_EXERCISE BRIEF_
Reproduce all entries precisely, down to the last character.
:::
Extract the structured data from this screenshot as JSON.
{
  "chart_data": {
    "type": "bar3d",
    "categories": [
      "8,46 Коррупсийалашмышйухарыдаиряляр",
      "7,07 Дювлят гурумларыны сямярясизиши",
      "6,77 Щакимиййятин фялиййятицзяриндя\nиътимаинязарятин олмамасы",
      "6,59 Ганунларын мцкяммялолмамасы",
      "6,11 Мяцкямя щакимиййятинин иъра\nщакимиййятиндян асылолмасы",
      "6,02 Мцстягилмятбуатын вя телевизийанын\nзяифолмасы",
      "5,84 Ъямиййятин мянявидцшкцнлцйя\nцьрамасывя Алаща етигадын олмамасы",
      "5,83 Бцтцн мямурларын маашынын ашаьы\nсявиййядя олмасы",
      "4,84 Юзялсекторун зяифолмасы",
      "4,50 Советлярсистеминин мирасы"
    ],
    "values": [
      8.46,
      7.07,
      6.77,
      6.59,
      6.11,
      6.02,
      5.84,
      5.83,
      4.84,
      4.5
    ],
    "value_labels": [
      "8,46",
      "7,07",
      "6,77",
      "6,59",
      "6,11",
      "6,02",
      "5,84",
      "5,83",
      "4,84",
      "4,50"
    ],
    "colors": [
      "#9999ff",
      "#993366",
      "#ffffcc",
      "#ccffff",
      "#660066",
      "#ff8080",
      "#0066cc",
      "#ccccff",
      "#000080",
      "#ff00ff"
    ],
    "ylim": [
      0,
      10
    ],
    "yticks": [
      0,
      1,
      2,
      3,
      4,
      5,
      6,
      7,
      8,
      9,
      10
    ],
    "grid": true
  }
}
:::
_RESULT BELOW_
Extract the structured data from this screenshot as JSON.
{
  "chart_data": {
    "type": "bar3d",
    "categories": [
      "8,46 Коррупсийалашмышйухарыдаиряляр",
      "7,07 Дювлят гурумларыны сямярясизиши",
      "6,77 Щакимиййятин фялиййятицзяриндя\nиътимаинязарятин олмамасы",
      "6,59 Ганунларын мцкяммялолмамасы",
      "6,11 Мяцкямя щакимиййятинин иъра\nщакимиййятиндян асылолмасы",
      "6,02 Мцстягилмятбуатын вя телевизийанын\nзяифолмасы",
      "5,84 Ъямиййятин мянявидцшкцнлцйя\nцьрамасывя Алаща етигадын олмамасы",
      "5,83 Бцтцн мямурларын маашынын ашаьы\nсявиййядя олмасы",
      "4,84 Юзялсекторун зяифолмасы",
      "4,50 Советлярсистеминин мирасы"
    ],
    "values": [
      8.46,
      7.07,
      6.77,
      6.59,
      6.11,
      6.02,
      5.84,
      5.83,
      4.84,
      4.5
    ],
    "value_labels": [
      "8,46",
      "7,07",
      "6,77",
      "6,59",
      "6,11",
      "6,02",
      "5,84",
      "5,83",
      "4,84",
      "4,50"
    ],
    "colors": [
      "#9999ff",
      "#993366",
      "#ffffcc",
      "#ccffff",
      "#660066",
      "#ff8080",
      "#0066cc",
      "#ccccff",
      "#000080",
      "#ff00ff"
    ],
    "ylim": [
      0,
      10
    ],
    "yticks": [
      0,
      1,
      2,
      3,
      4,
      5,
      6,
      7,
      8,
      9,
      10
    ],
    "grid": true
  }
}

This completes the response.